Below are the records; pull every line that includes "point".

┌──

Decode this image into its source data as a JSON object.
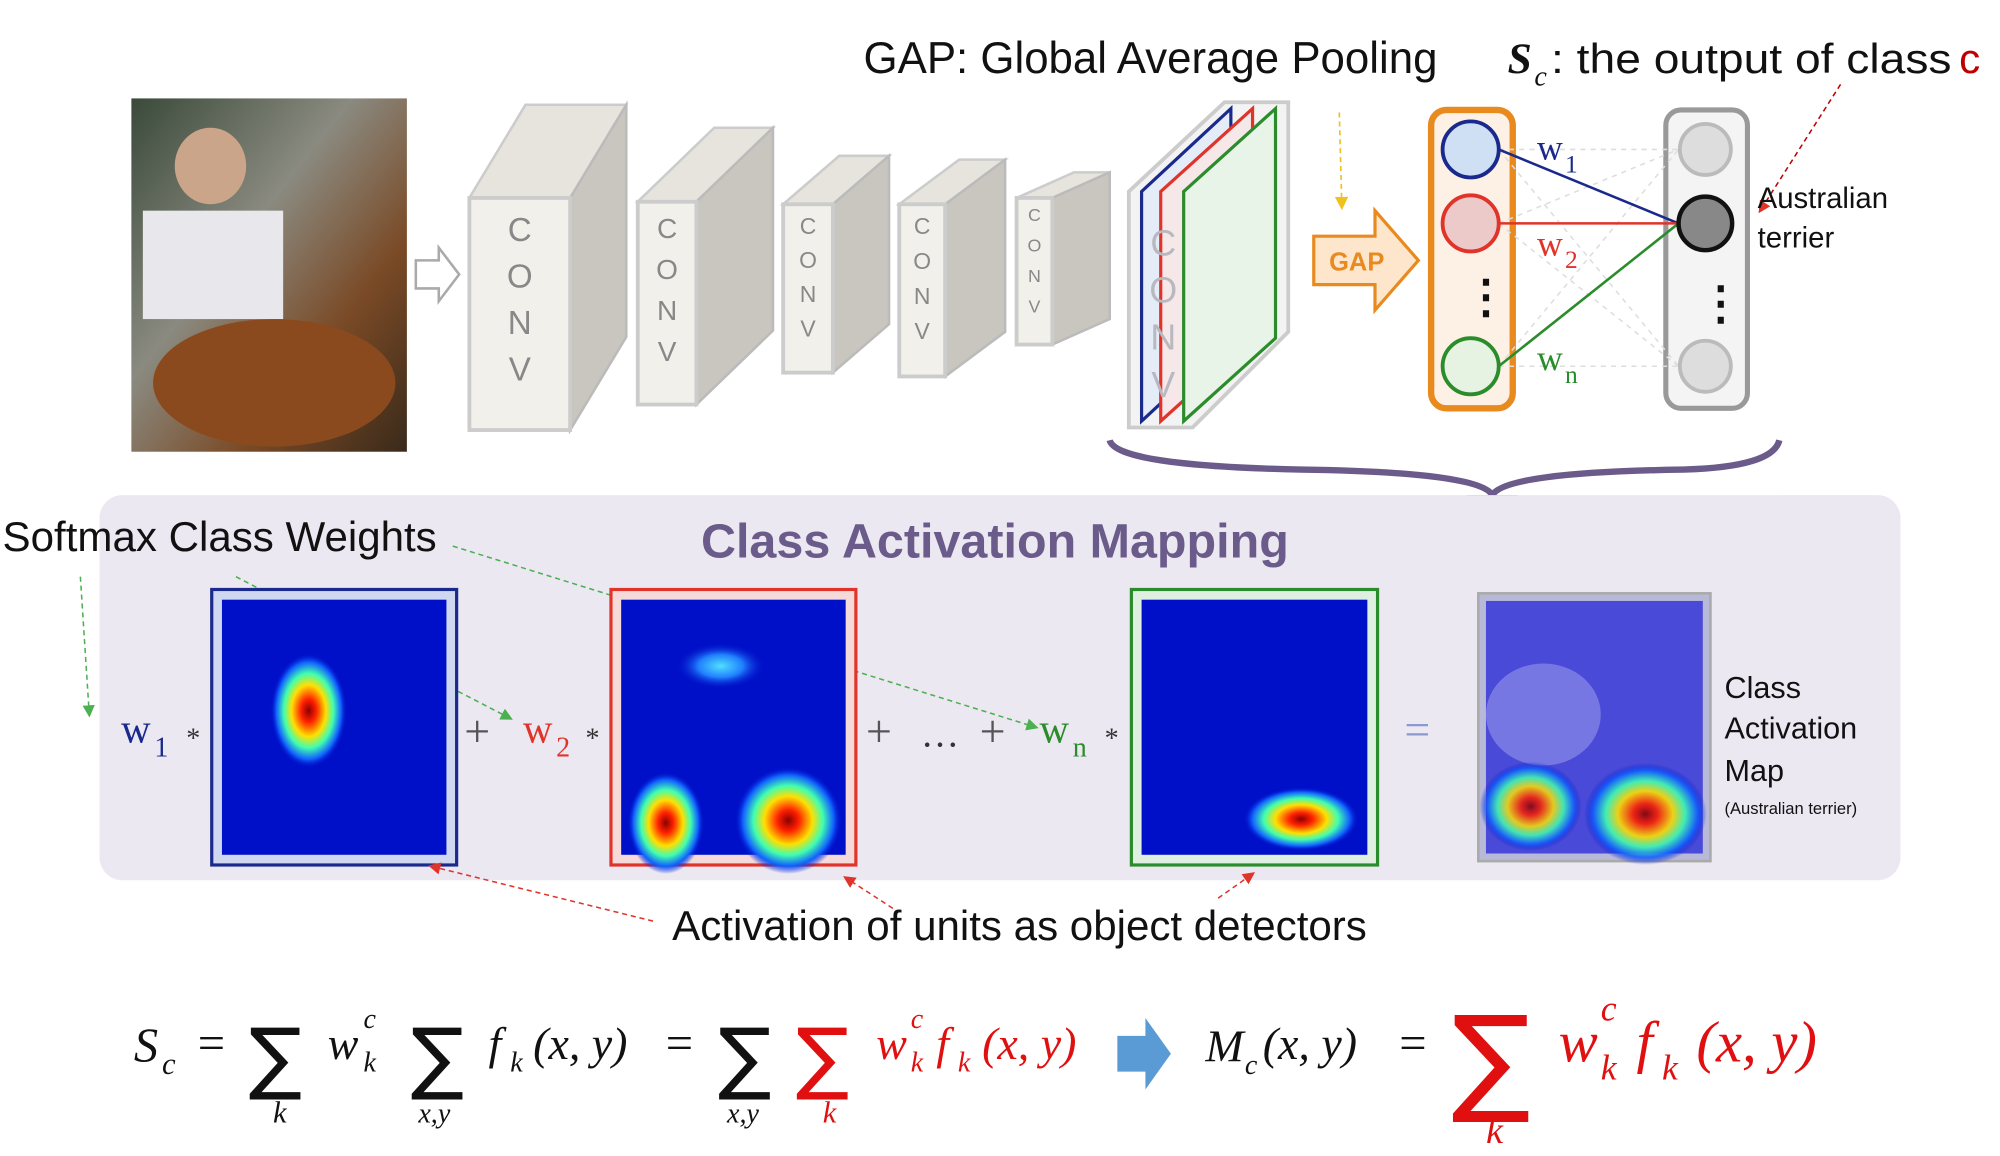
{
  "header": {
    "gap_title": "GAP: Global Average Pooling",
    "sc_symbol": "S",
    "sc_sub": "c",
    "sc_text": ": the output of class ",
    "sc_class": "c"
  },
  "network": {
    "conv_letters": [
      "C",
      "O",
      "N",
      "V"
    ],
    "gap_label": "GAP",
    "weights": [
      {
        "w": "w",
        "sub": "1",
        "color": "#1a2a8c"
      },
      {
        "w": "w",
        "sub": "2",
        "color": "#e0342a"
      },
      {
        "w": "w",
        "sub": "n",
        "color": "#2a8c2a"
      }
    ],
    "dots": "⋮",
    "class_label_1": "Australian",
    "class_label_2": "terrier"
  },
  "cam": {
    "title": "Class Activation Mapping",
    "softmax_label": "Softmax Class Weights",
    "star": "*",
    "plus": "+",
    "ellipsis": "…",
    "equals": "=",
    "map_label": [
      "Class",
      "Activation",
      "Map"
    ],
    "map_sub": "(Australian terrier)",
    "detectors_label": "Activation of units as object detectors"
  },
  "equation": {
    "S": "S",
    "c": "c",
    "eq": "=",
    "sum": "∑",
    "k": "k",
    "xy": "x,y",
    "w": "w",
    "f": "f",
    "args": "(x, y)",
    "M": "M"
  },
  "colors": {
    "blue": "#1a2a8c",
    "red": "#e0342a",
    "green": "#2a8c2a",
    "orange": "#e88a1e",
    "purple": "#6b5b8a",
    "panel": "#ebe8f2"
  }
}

└──
┌──

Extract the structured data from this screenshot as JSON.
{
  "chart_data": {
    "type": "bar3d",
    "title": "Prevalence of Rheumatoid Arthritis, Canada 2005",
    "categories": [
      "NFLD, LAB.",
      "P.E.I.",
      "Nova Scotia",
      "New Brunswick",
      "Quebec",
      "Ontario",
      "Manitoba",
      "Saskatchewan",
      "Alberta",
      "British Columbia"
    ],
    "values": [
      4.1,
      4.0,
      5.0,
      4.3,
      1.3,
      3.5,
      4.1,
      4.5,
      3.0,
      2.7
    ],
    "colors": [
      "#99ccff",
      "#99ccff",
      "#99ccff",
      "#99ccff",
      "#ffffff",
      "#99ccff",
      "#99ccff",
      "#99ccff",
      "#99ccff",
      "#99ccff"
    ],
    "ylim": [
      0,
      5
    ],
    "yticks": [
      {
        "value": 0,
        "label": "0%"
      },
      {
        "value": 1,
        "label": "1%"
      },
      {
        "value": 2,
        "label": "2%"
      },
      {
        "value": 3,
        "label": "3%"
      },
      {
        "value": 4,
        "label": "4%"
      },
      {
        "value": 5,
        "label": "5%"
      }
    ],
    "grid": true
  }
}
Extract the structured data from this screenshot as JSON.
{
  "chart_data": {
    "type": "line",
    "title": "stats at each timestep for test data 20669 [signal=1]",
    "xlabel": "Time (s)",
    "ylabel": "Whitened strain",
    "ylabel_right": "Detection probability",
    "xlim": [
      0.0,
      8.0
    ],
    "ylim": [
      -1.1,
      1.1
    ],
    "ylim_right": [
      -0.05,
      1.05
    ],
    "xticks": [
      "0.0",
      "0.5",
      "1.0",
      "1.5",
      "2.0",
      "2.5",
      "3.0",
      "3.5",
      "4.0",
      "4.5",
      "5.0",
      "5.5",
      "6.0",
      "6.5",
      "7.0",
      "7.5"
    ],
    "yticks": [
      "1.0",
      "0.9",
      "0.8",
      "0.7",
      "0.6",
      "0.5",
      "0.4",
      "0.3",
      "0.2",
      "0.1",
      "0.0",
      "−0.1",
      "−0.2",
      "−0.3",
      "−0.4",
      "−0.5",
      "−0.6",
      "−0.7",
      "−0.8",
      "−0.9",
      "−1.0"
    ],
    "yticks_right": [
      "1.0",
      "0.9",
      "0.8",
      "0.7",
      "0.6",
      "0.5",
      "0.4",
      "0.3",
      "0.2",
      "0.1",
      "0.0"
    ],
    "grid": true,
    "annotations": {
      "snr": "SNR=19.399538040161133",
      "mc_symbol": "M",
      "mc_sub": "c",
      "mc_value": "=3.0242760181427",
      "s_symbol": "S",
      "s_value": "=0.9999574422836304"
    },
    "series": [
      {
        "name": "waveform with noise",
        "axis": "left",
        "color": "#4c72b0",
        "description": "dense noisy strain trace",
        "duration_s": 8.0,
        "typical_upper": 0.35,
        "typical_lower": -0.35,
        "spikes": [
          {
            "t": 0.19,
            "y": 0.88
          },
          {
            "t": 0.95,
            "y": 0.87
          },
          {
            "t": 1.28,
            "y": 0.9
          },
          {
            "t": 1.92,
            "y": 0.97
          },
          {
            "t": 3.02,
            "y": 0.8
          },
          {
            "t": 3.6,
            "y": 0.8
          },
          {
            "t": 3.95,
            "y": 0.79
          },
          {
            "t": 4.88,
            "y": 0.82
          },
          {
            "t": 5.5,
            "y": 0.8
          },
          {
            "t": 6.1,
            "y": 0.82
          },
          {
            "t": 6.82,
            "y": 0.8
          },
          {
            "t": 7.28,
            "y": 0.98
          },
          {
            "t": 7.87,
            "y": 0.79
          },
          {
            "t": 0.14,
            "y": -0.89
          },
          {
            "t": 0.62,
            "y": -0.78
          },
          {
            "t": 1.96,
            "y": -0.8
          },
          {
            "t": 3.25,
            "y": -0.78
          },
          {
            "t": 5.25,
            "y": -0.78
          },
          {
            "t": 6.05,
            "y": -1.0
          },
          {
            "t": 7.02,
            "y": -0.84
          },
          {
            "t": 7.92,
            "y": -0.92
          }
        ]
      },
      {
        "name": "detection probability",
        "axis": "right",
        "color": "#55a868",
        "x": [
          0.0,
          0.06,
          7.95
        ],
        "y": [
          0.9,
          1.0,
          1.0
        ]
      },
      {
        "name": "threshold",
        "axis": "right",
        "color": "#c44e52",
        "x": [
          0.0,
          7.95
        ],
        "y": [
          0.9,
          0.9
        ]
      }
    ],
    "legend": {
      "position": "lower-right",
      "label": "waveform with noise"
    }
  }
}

└──
┌──

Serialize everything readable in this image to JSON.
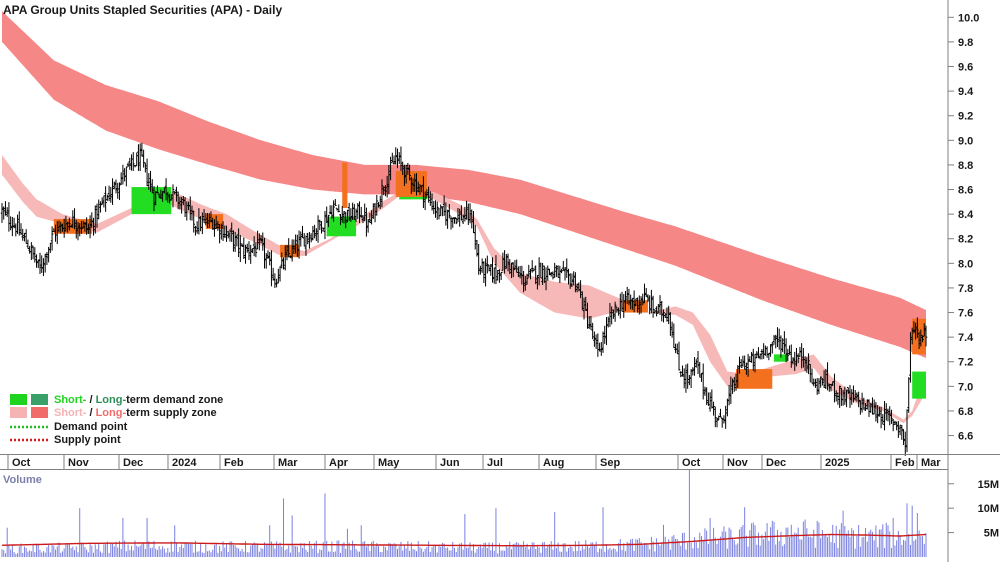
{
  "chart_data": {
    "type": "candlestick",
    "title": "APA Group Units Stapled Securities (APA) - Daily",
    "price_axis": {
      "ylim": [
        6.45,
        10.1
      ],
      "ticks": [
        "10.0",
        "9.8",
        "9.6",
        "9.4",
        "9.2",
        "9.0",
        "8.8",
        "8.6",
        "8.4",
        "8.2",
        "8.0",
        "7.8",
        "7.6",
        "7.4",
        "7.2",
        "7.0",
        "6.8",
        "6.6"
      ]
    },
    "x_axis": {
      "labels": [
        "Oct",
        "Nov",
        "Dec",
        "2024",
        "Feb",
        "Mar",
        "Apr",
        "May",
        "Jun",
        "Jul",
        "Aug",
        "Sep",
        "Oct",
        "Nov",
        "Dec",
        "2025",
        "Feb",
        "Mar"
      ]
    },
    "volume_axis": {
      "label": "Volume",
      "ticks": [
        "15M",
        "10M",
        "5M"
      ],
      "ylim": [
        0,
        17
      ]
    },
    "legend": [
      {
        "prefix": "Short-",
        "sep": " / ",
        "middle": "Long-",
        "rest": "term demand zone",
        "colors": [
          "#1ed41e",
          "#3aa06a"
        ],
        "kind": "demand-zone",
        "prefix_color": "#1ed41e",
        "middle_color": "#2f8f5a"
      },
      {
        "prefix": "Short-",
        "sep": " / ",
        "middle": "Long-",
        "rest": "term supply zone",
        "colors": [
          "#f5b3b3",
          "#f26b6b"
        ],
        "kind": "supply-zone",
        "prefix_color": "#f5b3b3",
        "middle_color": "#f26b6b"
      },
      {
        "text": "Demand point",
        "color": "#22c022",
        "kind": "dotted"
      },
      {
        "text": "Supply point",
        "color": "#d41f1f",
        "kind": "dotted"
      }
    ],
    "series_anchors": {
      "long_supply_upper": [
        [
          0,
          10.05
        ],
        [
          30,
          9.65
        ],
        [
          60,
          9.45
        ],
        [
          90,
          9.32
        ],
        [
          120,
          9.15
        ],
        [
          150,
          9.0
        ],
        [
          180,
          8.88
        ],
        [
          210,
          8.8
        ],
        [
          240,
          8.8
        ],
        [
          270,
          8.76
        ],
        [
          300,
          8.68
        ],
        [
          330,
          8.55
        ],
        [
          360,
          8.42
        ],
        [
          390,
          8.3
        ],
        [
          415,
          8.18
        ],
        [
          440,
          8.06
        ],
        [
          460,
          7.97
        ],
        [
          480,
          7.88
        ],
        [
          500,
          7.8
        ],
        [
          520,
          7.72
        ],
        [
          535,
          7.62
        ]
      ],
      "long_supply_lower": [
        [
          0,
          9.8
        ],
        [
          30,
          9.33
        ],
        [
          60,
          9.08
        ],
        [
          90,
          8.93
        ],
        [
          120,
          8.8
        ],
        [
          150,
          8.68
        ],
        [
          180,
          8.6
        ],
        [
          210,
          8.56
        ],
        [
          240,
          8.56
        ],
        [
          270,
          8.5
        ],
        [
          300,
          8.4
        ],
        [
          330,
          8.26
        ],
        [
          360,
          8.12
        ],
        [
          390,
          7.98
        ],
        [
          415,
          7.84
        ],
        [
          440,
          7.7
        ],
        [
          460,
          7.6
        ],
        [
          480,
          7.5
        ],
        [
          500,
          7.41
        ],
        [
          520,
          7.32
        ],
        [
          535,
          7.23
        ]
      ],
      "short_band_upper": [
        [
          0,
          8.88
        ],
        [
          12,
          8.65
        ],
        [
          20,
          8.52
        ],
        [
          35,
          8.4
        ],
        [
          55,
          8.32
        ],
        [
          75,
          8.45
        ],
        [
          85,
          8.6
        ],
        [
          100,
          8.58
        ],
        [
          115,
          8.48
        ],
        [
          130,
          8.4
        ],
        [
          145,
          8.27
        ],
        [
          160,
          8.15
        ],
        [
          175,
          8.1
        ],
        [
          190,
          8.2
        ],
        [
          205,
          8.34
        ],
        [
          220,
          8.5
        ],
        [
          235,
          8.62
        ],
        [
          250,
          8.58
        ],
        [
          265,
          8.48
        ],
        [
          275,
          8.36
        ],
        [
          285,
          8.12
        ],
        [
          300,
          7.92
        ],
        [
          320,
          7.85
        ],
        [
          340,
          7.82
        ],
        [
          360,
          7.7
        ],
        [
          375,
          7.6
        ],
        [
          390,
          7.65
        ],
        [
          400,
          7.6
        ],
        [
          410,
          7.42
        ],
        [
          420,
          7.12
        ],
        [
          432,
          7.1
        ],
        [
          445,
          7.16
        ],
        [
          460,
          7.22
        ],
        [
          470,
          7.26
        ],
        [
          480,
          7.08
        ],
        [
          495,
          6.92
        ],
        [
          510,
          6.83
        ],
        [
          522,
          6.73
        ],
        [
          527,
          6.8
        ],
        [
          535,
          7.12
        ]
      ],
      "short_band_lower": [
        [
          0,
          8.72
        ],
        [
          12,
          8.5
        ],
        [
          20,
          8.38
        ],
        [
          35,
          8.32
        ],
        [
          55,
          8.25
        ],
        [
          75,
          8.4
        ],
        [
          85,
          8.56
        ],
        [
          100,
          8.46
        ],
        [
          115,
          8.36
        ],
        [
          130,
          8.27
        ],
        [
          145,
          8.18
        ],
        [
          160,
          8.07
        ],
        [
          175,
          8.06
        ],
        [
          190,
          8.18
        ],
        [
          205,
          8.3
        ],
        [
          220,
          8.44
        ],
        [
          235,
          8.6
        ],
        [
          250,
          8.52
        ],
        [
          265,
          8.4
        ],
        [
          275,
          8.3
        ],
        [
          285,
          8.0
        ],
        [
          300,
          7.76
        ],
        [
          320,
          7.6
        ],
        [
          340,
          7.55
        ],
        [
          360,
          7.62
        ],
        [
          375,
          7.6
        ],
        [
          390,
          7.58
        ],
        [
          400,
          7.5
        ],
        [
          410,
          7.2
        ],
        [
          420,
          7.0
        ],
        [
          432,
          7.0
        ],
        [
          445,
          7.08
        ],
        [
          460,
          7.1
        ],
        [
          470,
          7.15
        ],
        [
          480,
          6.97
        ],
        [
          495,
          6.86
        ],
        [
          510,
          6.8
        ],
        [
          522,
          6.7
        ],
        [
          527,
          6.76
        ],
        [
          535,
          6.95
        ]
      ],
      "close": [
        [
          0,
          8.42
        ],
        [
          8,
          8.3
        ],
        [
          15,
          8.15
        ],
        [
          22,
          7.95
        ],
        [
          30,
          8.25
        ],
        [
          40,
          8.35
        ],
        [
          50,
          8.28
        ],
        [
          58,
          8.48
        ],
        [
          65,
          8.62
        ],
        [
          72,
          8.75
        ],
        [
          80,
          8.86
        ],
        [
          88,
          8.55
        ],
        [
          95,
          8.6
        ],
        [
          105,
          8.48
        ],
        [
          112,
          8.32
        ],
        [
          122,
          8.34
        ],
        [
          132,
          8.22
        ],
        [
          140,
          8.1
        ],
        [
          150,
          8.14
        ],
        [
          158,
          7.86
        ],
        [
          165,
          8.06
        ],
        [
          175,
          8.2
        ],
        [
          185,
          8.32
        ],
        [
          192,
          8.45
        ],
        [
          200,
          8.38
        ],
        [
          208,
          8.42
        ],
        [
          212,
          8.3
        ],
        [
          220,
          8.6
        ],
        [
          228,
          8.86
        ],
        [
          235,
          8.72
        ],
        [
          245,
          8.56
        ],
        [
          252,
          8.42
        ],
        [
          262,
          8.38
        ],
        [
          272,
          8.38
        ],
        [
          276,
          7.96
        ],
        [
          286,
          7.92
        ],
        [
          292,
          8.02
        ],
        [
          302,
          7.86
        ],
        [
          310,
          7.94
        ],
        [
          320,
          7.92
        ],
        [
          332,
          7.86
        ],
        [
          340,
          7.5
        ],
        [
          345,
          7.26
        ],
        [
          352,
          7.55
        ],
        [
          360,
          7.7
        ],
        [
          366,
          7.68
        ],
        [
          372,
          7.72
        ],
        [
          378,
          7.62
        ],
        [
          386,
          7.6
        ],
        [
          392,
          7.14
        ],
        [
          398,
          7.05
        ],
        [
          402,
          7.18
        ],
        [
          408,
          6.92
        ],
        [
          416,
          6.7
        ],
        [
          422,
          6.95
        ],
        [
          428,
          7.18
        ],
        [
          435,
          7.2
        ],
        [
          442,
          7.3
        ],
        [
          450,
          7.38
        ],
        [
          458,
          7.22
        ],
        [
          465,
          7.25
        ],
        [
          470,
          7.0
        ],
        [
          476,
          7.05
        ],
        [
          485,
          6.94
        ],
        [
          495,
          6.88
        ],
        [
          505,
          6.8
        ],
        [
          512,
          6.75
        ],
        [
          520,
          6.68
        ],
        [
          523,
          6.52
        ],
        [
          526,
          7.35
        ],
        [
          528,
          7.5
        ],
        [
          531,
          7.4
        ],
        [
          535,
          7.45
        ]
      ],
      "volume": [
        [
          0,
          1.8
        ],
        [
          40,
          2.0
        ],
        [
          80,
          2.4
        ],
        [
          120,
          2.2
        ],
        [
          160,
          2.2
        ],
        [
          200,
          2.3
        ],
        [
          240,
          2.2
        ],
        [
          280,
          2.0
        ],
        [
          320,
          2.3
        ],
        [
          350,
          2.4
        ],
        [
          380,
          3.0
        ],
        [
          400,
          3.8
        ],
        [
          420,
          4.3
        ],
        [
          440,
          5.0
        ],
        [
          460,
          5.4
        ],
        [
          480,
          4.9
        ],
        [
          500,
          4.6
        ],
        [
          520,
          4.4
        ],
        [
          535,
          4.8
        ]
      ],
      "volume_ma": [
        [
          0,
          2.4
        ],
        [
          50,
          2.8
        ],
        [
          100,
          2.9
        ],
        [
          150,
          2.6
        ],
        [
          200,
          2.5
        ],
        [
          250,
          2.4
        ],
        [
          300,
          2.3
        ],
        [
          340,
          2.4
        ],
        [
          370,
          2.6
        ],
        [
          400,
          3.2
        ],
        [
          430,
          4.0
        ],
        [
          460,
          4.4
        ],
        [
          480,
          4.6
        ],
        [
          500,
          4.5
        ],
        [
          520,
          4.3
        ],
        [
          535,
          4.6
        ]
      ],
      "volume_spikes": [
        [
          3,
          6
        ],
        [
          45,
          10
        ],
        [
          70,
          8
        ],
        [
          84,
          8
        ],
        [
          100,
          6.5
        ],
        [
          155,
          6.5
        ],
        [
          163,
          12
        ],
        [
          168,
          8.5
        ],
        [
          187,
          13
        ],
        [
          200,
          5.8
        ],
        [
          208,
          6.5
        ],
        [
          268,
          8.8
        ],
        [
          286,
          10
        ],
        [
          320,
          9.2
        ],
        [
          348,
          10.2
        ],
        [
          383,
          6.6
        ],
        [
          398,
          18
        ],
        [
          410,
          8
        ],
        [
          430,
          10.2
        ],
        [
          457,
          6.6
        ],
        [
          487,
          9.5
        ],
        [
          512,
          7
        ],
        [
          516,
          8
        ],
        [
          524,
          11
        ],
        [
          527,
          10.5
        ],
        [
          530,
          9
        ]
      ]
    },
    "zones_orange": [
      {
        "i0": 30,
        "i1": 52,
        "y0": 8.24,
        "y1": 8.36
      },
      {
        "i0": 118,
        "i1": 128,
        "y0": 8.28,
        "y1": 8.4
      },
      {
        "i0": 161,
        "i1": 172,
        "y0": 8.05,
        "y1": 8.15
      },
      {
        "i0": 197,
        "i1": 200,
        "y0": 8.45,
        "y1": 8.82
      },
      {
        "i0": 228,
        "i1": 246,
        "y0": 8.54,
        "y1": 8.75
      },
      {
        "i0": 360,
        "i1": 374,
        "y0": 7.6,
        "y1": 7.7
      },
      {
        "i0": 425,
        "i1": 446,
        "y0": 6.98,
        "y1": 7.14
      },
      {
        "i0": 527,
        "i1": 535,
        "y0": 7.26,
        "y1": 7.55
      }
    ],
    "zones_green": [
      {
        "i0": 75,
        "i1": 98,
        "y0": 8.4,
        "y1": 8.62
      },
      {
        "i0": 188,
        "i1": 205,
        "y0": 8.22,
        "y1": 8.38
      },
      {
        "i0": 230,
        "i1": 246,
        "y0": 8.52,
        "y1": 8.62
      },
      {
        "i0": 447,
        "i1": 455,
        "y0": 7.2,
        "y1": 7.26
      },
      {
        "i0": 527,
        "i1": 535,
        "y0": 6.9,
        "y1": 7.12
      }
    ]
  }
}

└──

» Correct result:
        "text": "Demand point",
        "text": "Supply point",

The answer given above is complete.